How many lines of the records hold the string "JSON"? Reply with the number alone.

---------- MATERIAL FOR THIS TASK

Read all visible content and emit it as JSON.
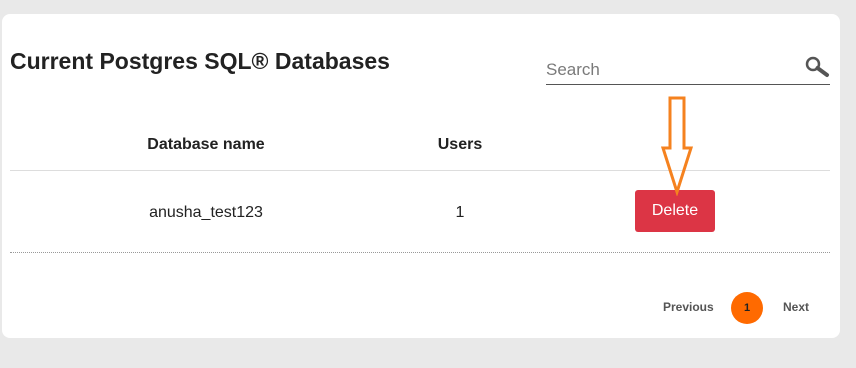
{
  "header": {
    "title": "Current Postgres SQL® Databases"
  },
  "search": {
    "placeholder": "Search",
    "value": "",
    "icon": "search-icon"
  },
  "table": {
    "columns": [
      "Database name",
      "Users"
    ],
    "rows": [
      {
        "database_name": "anusha_test123",
        "users": "1",
        "action_label": "Delete"
      }
    ]
  },
  "pagination": {
    "previous_label": "Previous",
    "current_page": "1",
    "next_label": "Next"
  },
  "colors": {
    "delete_button": "#dc3545",
    "page_active": "#ff6a00",
    "annotation_arrow": "#f5821f"
  }
}
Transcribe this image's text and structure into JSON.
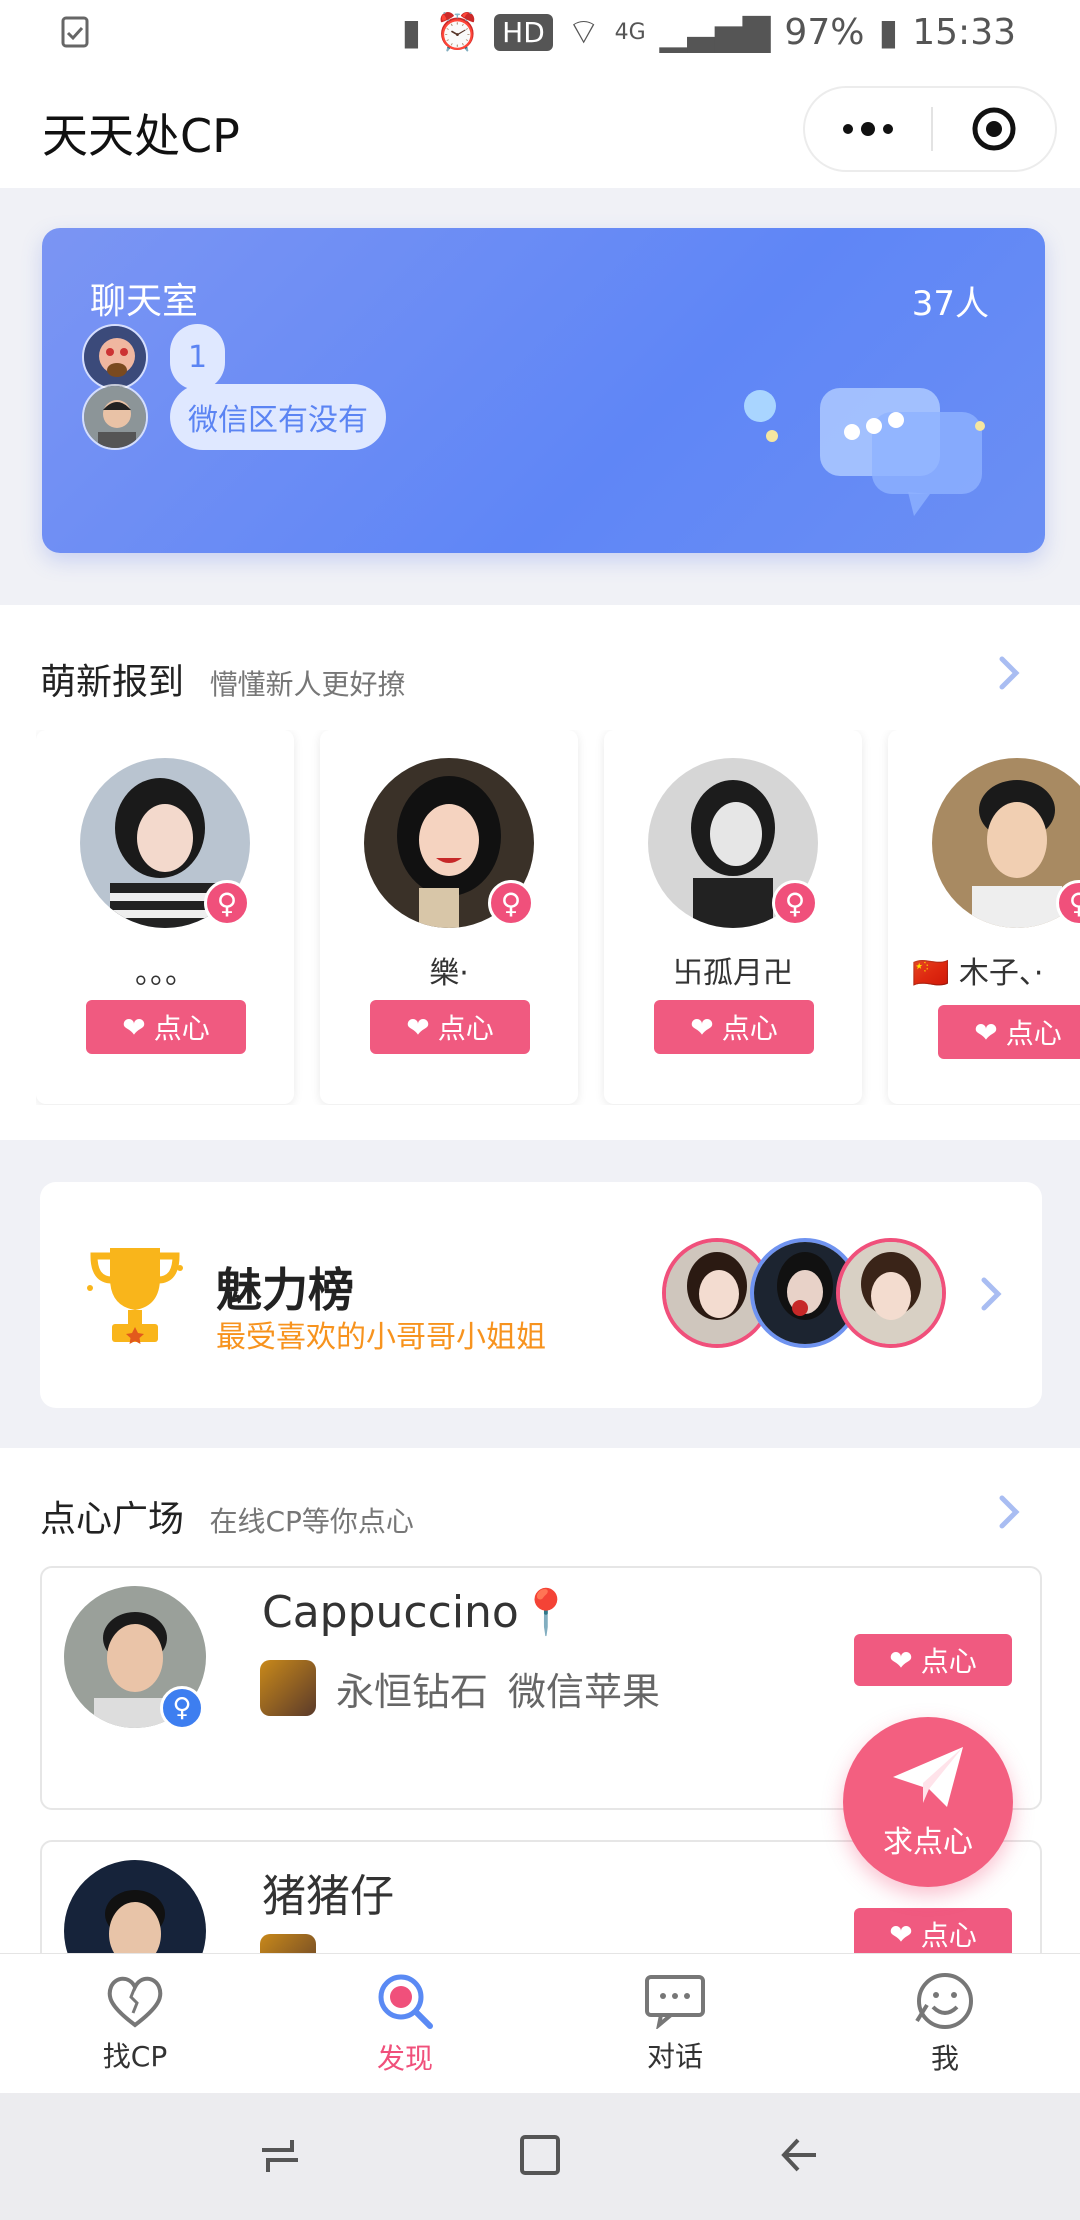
{
  "status_bar": {
    "battery": "97%",
    "time": "15:33",
    "hd": "HD",
    "network": "4G"
  },
  "header": {
    "title": "天天处CP"
  },
  "chat_room": {
    "title": "聊天室",
    "count": "37人",
    "messages": [
      {
        "text": "1"
      },
      {
        "text": "微信区有没有"
      }
    ]
  },
  "new_members": {
    "title": "萌新报到",
    "subtitle": "懵懂新人更好撩",
    "members": [
      {
        "name": "。。。",
        "like_label": "点心",
        "gender": "♀"
      },
      {
        "name": "樂·",
        "like_label": "点心",
        "gender": "♀"
      },
      {
        "name": "卐孤月卍",
        "like_label": "点心",
        "gender": "♀"
      },
      {
        "name": "🇨🇳 木子、·",
        "like_label": "点心",
        "gender": "♀"
      }
    ]
  },
  "charm": {
    "title": "魅力榜",
    "subtitle": "最受喜欢的小哥哥小姐姐"
  },
  "square": {
    "title": "点心广场",
    "subtitle": "在线CP等你点心",
    "posts": [
      {
        "name": "Cappuccino📍",
        "rank": "永恒钻石",
        "zone": "微信苹果",
        "like_label": "点心",
        "gender": "♀"
      },
      {
        "name": "猪猪仔",
        "rank": "",
        "zone": "",
        "like_label": "点心",
        "gender": ""
      }
    ]
  },
  "fab": {
    "label": "求点心"
  },
  "tabs": [
    {
      "label": "找CP"
    },
    {
      "label": "发现"
    },
    {
      "label": "对话"
    },
    {
      "label": "我"
    }
  ],
  "colors": {
    "accent": "#f0507b",
    "banner": "#6b8cf5",
    "charm_sub": "#f7931e"
  }
}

--------------------

__FINISHED TASK__. 2